====== Listed records
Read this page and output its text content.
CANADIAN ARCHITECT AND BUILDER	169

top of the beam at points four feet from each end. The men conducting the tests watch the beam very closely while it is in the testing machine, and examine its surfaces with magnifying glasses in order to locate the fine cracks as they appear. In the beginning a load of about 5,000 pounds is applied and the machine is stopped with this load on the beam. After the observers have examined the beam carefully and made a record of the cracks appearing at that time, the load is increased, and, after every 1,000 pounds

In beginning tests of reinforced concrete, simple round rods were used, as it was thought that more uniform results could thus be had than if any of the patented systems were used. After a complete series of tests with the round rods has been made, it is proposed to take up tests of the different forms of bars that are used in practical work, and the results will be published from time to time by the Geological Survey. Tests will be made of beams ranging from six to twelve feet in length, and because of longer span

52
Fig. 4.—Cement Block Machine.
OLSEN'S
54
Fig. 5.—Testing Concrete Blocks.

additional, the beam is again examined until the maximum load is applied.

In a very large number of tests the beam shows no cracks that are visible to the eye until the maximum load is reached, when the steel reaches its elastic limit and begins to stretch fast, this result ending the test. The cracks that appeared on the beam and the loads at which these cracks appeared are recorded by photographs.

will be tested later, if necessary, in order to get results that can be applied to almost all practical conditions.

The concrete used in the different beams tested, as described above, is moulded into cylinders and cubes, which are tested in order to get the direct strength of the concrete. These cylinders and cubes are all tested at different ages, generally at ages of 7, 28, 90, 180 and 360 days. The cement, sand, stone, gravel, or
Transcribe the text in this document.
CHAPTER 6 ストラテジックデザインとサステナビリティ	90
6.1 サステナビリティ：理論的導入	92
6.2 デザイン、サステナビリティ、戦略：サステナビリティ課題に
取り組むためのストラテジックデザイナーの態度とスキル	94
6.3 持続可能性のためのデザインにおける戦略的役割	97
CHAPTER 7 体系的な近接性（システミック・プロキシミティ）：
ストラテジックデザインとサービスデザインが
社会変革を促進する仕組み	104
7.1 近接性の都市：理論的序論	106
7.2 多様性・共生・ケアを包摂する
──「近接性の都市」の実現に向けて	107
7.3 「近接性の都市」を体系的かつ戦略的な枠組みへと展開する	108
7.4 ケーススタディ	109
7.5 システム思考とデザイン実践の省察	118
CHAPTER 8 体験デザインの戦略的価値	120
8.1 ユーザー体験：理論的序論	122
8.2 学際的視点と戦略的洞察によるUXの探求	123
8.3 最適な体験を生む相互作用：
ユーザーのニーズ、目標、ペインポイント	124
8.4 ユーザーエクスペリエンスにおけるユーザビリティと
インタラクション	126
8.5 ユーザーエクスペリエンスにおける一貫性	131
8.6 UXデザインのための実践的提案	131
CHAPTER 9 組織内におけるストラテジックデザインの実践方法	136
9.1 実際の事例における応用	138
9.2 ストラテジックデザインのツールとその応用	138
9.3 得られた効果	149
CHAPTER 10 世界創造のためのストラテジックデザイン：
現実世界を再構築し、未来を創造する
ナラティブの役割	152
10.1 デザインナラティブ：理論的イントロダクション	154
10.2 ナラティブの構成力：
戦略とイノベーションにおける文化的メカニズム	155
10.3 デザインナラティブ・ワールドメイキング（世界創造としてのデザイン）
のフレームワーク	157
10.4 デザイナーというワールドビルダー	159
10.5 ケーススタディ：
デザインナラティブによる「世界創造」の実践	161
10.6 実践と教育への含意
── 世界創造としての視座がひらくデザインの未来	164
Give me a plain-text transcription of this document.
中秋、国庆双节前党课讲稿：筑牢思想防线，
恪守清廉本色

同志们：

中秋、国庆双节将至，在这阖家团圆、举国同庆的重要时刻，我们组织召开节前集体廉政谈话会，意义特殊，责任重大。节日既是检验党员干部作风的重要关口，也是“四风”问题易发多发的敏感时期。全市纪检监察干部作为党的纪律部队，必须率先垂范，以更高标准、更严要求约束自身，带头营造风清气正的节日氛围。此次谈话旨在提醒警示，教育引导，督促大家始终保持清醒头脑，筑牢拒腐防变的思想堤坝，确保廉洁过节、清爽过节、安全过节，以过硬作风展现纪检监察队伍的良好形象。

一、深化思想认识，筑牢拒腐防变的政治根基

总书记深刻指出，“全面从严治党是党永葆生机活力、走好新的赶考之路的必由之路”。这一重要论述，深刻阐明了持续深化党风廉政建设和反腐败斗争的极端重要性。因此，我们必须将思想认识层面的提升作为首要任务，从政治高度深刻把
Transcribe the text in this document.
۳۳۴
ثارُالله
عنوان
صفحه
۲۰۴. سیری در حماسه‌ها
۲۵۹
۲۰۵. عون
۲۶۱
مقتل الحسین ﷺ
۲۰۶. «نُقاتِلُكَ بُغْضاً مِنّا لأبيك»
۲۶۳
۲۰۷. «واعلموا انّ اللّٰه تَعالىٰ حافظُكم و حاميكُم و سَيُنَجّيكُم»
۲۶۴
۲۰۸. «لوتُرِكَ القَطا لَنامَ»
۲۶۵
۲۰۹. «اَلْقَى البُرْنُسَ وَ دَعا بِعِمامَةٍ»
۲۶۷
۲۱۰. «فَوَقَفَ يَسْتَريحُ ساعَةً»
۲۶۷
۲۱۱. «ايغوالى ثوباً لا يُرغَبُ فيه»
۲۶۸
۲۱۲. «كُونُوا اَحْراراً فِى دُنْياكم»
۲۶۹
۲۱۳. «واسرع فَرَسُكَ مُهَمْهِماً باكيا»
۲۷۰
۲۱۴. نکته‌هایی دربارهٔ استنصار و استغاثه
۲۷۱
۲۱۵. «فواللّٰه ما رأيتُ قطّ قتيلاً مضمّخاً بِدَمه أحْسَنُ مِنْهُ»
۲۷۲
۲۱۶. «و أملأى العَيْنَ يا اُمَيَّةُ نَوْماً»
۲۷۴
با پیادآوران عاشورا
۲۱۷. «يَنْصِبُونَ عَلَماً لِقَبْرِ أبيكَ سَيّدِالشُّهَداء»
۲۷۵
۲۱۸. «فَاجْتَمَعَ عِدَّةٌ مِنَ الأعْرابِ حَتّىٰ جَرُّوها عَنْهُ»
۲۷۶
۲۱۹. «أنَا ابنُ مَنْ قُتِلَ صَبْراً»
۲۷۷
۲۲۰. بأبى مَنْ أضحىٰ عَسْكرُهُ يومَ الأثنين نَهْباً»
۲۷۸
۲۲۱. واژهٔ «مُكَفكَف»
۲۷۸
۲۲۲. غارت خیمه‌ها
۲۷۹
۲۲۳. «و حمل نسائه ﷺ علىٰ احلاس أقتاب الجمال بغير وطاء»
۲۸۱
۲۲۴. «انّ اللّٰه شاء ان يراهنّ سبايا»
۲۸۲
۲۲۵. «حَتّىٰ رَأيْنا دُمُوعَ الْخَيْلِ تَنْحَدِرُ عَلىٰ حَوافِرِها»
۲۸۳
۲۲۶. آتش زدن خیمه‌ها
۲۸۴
============
Stated problem: Write the data out again in full and exactly.

Output below:
Read this page and output its text content.
CANADIAN ARCHITECT AND BUILDER	169

top of the beam at points four feet from each end. The men conducting the tests watch the beam very closely while it is in the testing machine, and examine its surfaces with magnifying glasses in order to locate the fine cracks as they appear. In the beginning a load of about 5,000 pounds is applied and the machine is stopped with this load on the beam. After the observers have examined the beam carefully and made a record of the cracks appearing at that time, the load is increased, and, after every 1,000 pounds

In beginning tests of reinforced concrete, simple round rods were used, as it was thought that more uniform results could thus be had than if any of the patented systems were used. After a complete series of tests with the round rods has been made, it is proposed to take up tests of the different forms of bars that are used in practical work, and the results will be published from time to time by the Geological Survey. Tests will be made of beams ranging from six to twelve feet in length, and because of longer span

52
Fig. 4.—Cement Block Machine.
OLSEN'S
54
Fig. 5.—Testing Concrete Blocks.

additional, the beam is again examined until the maximum load is applied.

In a very large number of tests the beam shows no cracks that are visible to the eye until the maximum load is reached, when the steel reaches its elastic limit and begins to stretch fast, this result ending the test. The cracks that appeared on the beam and the loads at which these cracks appeared are recorded by photographs.

will be tested later, if necessary, in order to get results that can be applied to almost all practical conditions.

The concrete used in the different beams tested, as described above, is moulded into cylinders and cubes, which are tested in order to get the direct strength of the concrete. These cylinders and cubes are all tested at different ages, generally at ages of 7, 28, 90, 180 and 360 days. The cement, sand, stone, gravel, or
Transcribe the text in this document.
CHAPTER 6 ストラテジックデザインとサステナビリティ	90
6.1 サステナビリティ：理論的導入	92
6.2 デザイン、サステナビリティ、戦略：サステナビリティ課題に
取り組むためのストラテジックデザイナーの態度とスキル	94
6.3 持続可能性のためのデザインにおける戦略的役割	97
CHAPTER 7 体系的な近接性（システミック・プロキシミティ）：
ストラテジックデザインとサービスデザインが
社会変革を促進する仕組み	104
7.1 近接性の都市：理論的序論	106
7.2 多様性・共生・ケアを包摂する
──「近接性の都市」の実現に向けて	107
7.3 「近接性の都市」を体系的かつ戦略的な枠組みへと展開する	108
7.4 ケーススタディ	109
7.5 システム思考とデザイン実践の省察	118
CHAPTER 8 体験デザインの戦略的価値	120
8.1 ユーザー体験：理論的序論	122
8.2 学際的視点と戦略的洞察によるUXの探求	123
8.3 最適な体験を生む相互作用：
ユーザーのニーズ、目標、ペインポイント	124
8.4 ユーザーエクスペリエンスにおけるユーザビリティと
インタラクション	126
8.5 ユーザーエクスペリエンスにおける一貫性	131
8.6 UXデザインのための実践的提案	131
CHAPTER 9 組織内におけるストラテジックデザインの実践方法	136
9.1 実際の事例における応用	138
9.2 ストラテジックデザインのツールとその応用	138
9.3 得られた効果	149
CHAPTER 10 世界創造のためのストラテジックデザイン：
現実世界を再構築し、未来を創造する
ナラティブの役割	152
10.1 デザインナラティブ：理論的イントロダクション	154
10.2 ナラティブの構成力：
戦略とイノベーションにおける文化的メカニズム	155
10.3 デザインナラティブ・ワールドメイキング（世界創造としてのデザイン）
のフレームワーク	157
10.4 デザイナーというワールドビルダー	159
10.5 ケーススタディ：
デザインナラティブによる「世界創造」の実践	161
10.6 実践と教育への含意
── 世界創造としての視座がひらくデザインの未来	164
Give me a plain-text transcription of this document.
中秋、国庆双节前党课讲稿：筑牢思想防线，
恪守清廉本色

同志们：

中秋、国庆双节将至，在这阖家团圆、举国同庆的重要时刻，我们组织召开节前集体廉政谈话会，意义特殊，责任重大。节日既是检验党员干部作风的重要关口，也是“四风”问题易发多发的敏感时期。全市纪检监察干部作为党的纪律部队，必须率先垂范，以更高标准、更严要求约束自身，带头营造风清气正的节日氛围。此次谈话旨在提醒警示，教育引导，督促大家始终保持清醒头脑，筑牢拒腐防变的思想堤坝，确保廉洁过节、清爽过节、安全过节，以过硬作风展现纪检监察队伍的良好形象。

一、深化思想认识，筑牢拒腐防变的政治根基

总书记深刻指出，“全面从严治党是党永葆生机活力、走好新的赶考之路的必由之路”。这一重要论述，深刻阐明了持续深化党风廉政建设和反腐败斗争的极端重要性。因此，我们必须将思想认识层面的提升作为首要任务，从政治高度深刻把
Transcribe the text in this document.
۳۳۴
ثارُالله
عنوان
صفحه
۲۰۴. سیری در حماسه‌ها
۲۵۹
۲۰۵. عون
۲۶۱
مقتل الحسین ﷺ
۲۰۶. «نُقاتِلُكَ بُغْضاً مِنّا لأبيك»
۲۶۳
۲۰۷. «واعلموا انّ اللّٰه تَعالىٰ حافظُكم و حاميكُم و سَيُنَجّيكُم»
۲۶۴
۲۰۸. «لوتُرِكَ القَطا لَنامَ»
۲۶۵
۲۰۹. «اَلْقَى البُرْنُسَ وَ دَعا بِعِمامَةٍ»
۲۶۷
۲۱۰. «فَوَقَفَ يَسْتَريحُ ساعَةً»
۲۶۷
۲۱۱. «ايغوالى ثوباً لا يُرغَبُ فيه»
۲۶۸
۲۱۲. «كُونُوا اَحْراراً فِى دُنْياكم»
۲۶۹
۲۱۳. «واسرع فَرَسُكَ مُهَمْهِماً باكيا»
۲۷۰
۲۱۴. نکته‌هایی دربارهٔ استنصار و استغاثه
۲۷۱
۲۱۵. «فواللّٰه ما رأيتُ قطّ قتيلاً مضمّخاً بِدَمه أحْسَنُ مِنْهُ»
۲۷۲
۲۱۶. «و أملأى العَيْنَ يا اُمَيَّةُ نَوْماً»
۲۷۴
با پیادآوران عاشورا
۲۱۷. «يَنْصِبُونَ عَلَماً لِقَبْرِ أبيكَ سَيّدِالشُّهَداء»
۲۷۵
۲۱۸. «فَاجْتَمَعَ عِدَّةٌ مِنَ الأعْرابِ حَتّىٰ جَرُّوها عَنْهُ»
۲۷۶
۲۱۹. «أنَا ابنُ مَنْ قُتِلَ صَبْراً»
۲۷۷
۲۲۰. بأبى مَنْ أضحىٰ عَسْكرُهُ يومَ الأثنين نَهْباً»
۲۷۸
۲۲۱. واژهٔ «مُكَفكَف»
۲۷۸
۲۲۲. غارت خیمه‌ها
۲۷۹
۲۲۳. «و حمل نسائه ﷺ علىٰ احلاس أقتاب الجمال بغير وطاء»
۲۸۱
۲۲۴. «انّ اللّٰه شاء ان يراهنّ سبايا»
۲۸۲
۲۲۵. «حَتّىٰ رَأيْنا دُمُوعَ الْخَيْلِ تَنْحَدِرُ عَلىٰ حَوافِرِها»
۲۸۳
۲۲۶. آتش زدن خیمه‌ها
۲۸۴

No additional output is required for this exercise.